Every record below should be written out exactly; pictures stay out.

● GIVEN ENTRIES:
________________________________________

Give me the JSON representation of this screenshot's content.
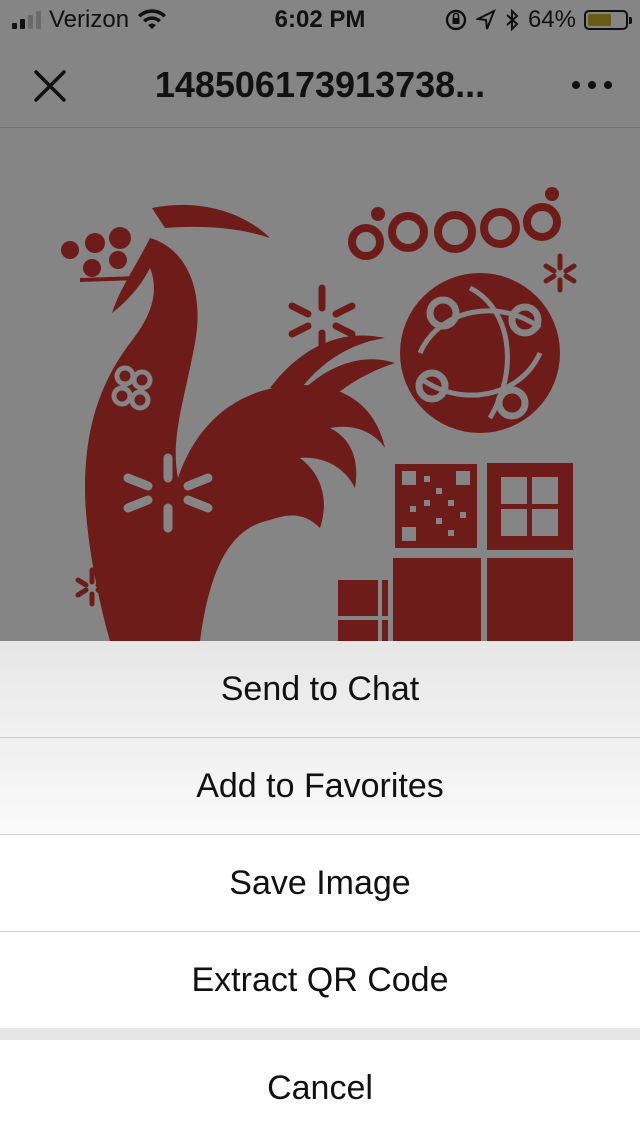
{
  "status_bar": {
    "carrier": "Verizon",
    "time": "6:02 PM",
    "battery": "64%",
    "battery_level": 0.64,
    "icons": [
      "signal-icon",
      "wifi-icon",
      "orientation-lock-icon",
      "location-icon",
      "bluetooth-icon",
      "battery-icon"
    ]
  },
  "nav": {
    "title": "148506173913738...",
    "close_icon": "close-icon",
    "more_icon": "more-icon"
  },
  "artwork": {
    "colors": {
      "red": "#6e1c1a",
      "background": "#858585"
    }
  },
  "action_sheet": {
    "items": [
      {
        "label": "Send to Chat"
      },
      {
        "label": "Add to Favorites"
      },
      {
        "label": "Save Image"
      },
      {
        "label": "Extract QR Code"
      }
    ],
    "cancel_label": "Cancel"
  }
}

________________________________________

● EXERCISE OUTPUT:
Give me the JSON representation of this screenshot's content.
{
  "status_bar": {
    "carrier": "Verizon",
    "time": "6:02 PM",
    "battery": "64%",
    "battery_level": 0.64,
    "icons": [
      "signal-icon",
      "wifi-icon",
      "orientation-lock-icon",
      "location-icon",
      "bluetooth-icon",
      "battery-icon"
    ]
  },
  "nav": {
    "title": "148506173913738...",
    "close_icon": "close-icon",
    "more_icon": "more-icon"
  },
  "artwork": {
    "colors": {
      "red": "#6e1c1a",
      "background": "#858585"
    }
  },
  "action_sheet": {
    "items": [
      {
        "label": "Send to Chat"
      },
      {
        "label": "Add to Favorites"
      },
      {
        "label": "Save Image"
      },
      {
        "label": "Extract QR Code"
      }
    ],
    "cancel_label": "Cancel"
  }
}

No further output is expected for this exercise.